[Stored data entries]
━━━━━━━━━━━━━━━━━━━━━━━━━━━━━━
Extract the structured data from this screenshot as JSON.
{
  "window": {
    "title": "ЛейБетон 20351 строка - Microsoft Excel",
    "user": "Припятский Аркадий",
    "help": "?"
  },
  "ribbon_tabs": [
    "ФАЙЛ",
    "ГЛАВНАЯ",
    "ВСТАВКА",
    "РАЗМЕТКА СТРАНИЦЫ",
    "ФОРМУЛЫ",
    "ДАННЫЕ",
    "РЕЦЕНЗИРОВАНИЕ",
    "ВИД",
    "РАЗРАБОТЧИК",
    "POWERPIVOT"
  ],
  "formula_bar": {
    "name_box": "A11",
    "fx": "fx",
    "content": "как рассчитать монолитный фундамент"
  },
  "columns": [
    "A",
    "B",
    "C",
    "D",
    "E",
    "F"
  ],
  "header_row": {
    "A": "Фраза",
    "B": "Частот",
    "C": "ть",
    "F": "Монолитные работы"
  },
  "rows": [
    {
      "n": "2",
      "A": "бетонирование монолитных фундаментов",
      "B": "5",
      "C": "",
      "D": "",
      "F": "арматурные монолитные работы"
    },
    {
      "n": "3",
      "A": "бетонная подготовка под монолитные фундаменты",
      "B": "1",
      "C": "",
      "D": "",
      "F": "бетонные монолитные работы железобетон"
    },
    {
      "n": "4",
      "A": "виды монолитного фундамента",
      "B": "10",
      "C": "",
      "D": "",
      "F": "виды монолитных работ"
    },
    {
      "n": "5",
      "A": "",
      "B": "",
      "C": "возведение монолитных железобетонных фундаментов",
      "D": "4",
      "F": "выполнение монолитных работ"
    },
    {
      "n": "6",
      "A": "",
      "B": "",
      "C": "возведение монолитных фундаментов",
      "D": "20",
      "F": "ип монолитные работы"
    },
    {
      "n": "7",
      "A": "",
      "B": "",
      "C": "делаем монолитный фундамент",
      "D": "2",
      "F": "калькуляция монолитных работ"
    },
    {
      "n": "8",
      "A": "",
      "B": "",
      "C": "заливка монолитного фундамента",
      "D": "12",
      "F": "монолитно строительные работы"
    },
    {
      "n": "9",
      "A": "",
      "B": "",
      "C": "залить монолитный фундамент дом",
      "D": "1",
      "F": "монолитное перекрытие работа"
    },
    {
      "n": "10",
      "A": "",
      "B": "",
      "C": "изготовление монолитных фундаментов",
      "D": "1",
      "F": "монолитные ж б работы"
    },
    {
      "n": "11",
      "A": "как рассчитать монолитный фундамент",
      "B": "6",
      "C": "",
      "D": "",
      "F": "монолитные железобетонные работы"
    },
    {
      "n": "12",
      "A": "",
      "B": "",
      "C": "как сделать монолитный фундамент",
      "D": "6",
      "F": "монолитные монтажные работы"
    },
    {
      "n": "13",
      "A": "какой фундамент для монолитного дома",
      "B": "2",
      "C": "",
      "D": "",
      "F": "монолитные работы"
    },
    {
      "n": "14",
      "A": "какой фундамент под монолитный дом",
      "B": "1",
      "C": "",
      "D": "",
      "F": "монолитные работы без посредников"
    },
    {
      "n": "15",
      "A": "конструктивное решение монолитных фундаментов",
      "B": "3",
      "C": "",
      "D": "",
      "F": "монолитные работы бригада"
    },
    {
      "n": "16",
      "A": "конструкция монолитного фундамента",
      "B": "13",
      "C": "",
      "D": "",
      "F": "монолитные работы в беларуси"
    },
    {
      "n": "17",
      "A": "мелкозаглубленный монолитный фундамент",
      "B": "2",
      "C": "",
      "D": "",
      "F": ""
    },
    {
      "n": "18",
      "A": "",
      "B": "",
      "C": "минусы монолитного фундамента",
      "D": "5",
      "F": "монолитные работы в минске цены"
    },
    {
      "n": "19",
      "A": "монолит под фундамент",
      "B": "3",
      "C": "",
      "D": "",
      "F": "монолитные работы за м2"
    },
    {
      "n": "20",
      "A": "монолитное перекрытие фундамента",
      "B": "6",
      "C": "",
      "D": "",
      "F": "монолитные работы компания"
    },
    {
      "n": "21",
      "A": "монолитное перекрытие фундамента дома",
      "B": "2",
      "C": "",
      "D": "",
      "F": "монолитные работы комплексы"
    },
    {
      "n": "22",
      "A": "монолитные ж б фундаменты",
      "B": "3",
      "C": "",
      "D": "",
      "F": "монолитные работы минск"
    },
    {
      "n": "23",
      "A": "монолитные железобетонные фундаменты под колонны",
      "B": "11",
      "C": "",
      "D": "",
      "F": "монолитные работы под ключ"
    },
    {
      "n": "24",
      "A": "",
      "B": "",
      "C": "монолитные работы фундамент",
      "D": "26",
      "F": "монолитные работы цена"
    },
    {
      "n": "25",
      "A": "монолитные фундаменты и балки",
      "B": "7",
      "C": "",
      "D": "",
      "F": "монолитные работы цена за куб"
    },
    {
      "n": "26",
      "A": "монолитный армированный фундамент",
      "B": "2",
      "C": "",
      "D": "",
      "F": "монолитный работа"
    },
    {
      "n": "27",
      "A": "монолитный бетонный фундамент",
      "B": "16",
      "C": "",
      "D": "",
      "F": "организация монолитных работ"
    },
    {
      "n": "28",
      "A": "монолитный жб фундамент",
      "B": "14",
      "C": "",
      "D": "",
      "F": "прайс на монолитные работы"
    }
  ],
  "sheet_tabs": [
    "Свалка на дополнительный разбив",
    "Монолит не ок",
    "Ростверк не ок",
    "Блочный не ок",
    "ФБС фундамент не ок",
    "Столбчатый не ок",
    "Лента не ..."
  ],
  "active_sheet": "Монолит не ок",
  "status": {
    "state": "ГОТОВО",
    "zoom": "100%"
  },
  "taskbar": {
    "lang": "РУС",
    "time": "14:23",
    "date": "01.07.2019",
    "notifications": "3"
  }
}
━━━━━━━━━━━━━━━━━━━━━━━━━━━━━━
Please output every record, keeping each line exact.

**FINAL ANSWER:**
Extract the structured data from this screenshot as JSON.
{
  "window": {
    "title": "ЛейБетон 20351 строка - Microsoft Excel",
    "user": "Припятский Аркадий",
    "help": "?"
  },
  "ribbon_tabs": [
    "ФАЙЛ",
    "ГЛАВНАЯ",
    "ВСТАВКА",
    "РАЗМЕТКА СТРАНИЦЫ",
    "ФОРМУЛЫ",
    "ДАННЫЕ",
    "РЕЦЕНЗИРОВАНИЕ",
    "ВИД",
    "РАЗРАБОТЧИК",
    "POWERPIVOT"
  ],
  "formula_bar": {
    "name_box": "A11",
    "fx": "fx",
    "content": "как рассчитать монолитный фундамент"
  },
  "columns": [
    "A",
    "B",
    "C",
    "D",
    "E",
    "F"
  ],
  "header_row": {
    "A": "Фраза",
    "B": "Частот",
    "C": "ть",
    "F": "Монолитные работы"
  },
  "rows": [
    {
      "n": "2",
      "A": "бетонирование монолитных фундаментов",
      "B": "5",
      "C": "",
      "D": "",
      "F": "арматурные монолитные работы"
    },
    {
      "n": "3",
      "A": "бетонная подготовка под монолитные фундаменты",
      "B": "1",
      "C": "",
      "D": "",
      "F": "бетонные монолитные работы железобетон"
    },
    {
      "n": "4",
      "A": "виды монолитного фундамента",
      "B": "10",
      "C": "",
      "D": "",
      "F": "виды монолитных работ"
    },
    {
      "n": "5",
      "A": "",
      "B": "",
      "C": "возведение монолитных железобетонных фундаментов",
      "D": "4",
      "F": "выполнение монолитных работ"
    },
    {
      "n": "6",
      "A": "",
      "B": "",
      "C": "возведение монолитных фундаментов",
      "D": "20",
      "F": "ип монолитные работы"
    },
    {
      "n": "7",
      "A": "",
      "B": "",
      "C": "делаем монолитный фундамент",
      "D": "2",
      "F": "калькуляция монолитных работ"
    },
    {
      "n": "8",
      "A": "",
      "B": "",
      "C": "заливка монолитного фундамента",
      "D": "12",
      "F": "монолитно строительные работы"
    },
    {
      "n": "9",
      "A": "",
      "B": "",
      "C": "залить монолитный фундамент дом",
      "D": "1",
      "F": "монолитное перекрытие работа"
    },
    {
      "n": "10",
      "A": "",
      "B": "",
      "C": "изготовление монолитных фундаментов",
      "D": "1",
      "F": "монолитные ж б работы"
    },
    {
      "n": "11",
      "A": "как рассчитать монолитный фундамент",
      "B": "6",
      "C": "",
      "D": "",
      "F": "монолитные железобетонные работы"
    },
    {
      "n": "12",
      "A": "",
      "B": "",
      "C": "как сделать монолитный фундамент",
      "D": "6",
      "F": "монолитные монтажные работы"
    },
    {
      "n": "13",
      "A": "какой фундамент для монолитного дома",
      "B": "2",
      "C": "",
      "D": "",
      "F": "монолитные работы"
    },
    {
      "n": "14",
      "A": "какой фундамент под монолитный дом",
      "B": "1",
      "C": "",
      "D": "",
      "F": "монолитные работы без посредников"
    },
    {
      "n": "15",
      "A": "конструктивное решение монолитных фундаментов",
      "B": "3",
      "C": "",
      "D": "",
      "F": "монолитные работы бригада"
    },
    {
      "n": "16",
      "A": "конструкция монолитного фундамента",
      "B": "13",
      "C": "",
      "D": "",
      "F": "монолитные работы в беларуси"
    },
    {
      "n": "17",
      "A": "мелкозаглубленный монолитный фундамент",
      "B": "2",
      "C": "",
      "D": "",
      "F": ""
    },
    {
      "n": "18",
      "A": "",
      "B": "",
      "C": "минусы монолитного фундамента",
      "D": "5",
      "F": "монолитные работы в минске цены"
    },
    {
      "n": "19",
      "A": "монолит под фундамент",
      "B": "3",
      "C": "",
      "D": "",
      "F": "монолитные работы за м2"
    },
    {
      "n": "20",
      "A": "монолитное перекрытие фундамента",
      "B": "6",
      "C": "",
      "D": "",
      "F": "монолитные работы компания"
    },
    {
      "n": "21",
      "A": "монолитное перекрытие фундамента дома",
      "B": "2",
      "C": "",
      "D": "",
      "F": "монолитные работы комплексы"
    },
    {
      "n": "22",
      "A": "монолитные ж б фундаменты",
      "B": "3",
      "C": "",
      "D": "",
      "F": "монолитные работы минск"
    },
    {
      "n": "23",
      "A": "монолитные железобетонные фундаменты под колонны",
      "B": "11",
      "C": "",
      "D": "",
      "F": "монолитные работы под ключ"
    },
    {
      "n": "24",
      "A": "",
      "B": "",
      "C": "монолитные работы фундамент",
      "D": "26",
      "F": "монолитные работы цена"
    },
    {
      "n": "25",
      "A": "монолитные фундаменты и балки",
      "B": "7",
      "C": "",
      "D": "",
      "F": "монолитные работы цена за куб"
    },
    {
      "n": "26",
      "A": "монолитный армированный фундамент",
      "B": "2",
      "C": "",
      "D": "",
      "F": "монолитный работа"
    },
    {
      "n": "27",
      "A": "монолитный бетонный фундамент",
      "B": "16",
      "C": "",
      "D": "",
      "F": "организация монолитных работ"
    },
    {
      "n": "28",
      "A": "монолитный жб фундамент",
      "B": "14",
      "C": "",
      "D": "",
      "F": "прайс на монолитные работы"
    }
  ],
  "sheet_tabs": [
    "Свалка на дополнительный разбив",
    "Монолит не ок",
    "Ростверк не ок",
    "Блочный не ок",
    "ФБС фундамент не ок",
    "Столбчатый не ок",
    "Лента не ..."
  ],
  "active_sheet": "Монолит не ок",
  "status": {
    "state": "ГОТОВО",
    "zoom": "100%"
  },
  "taskbar": {
    "lang": "РУС",
    "time": "14:23",
    "date": "01.07.2019",
    "notifications": "3"
  }
}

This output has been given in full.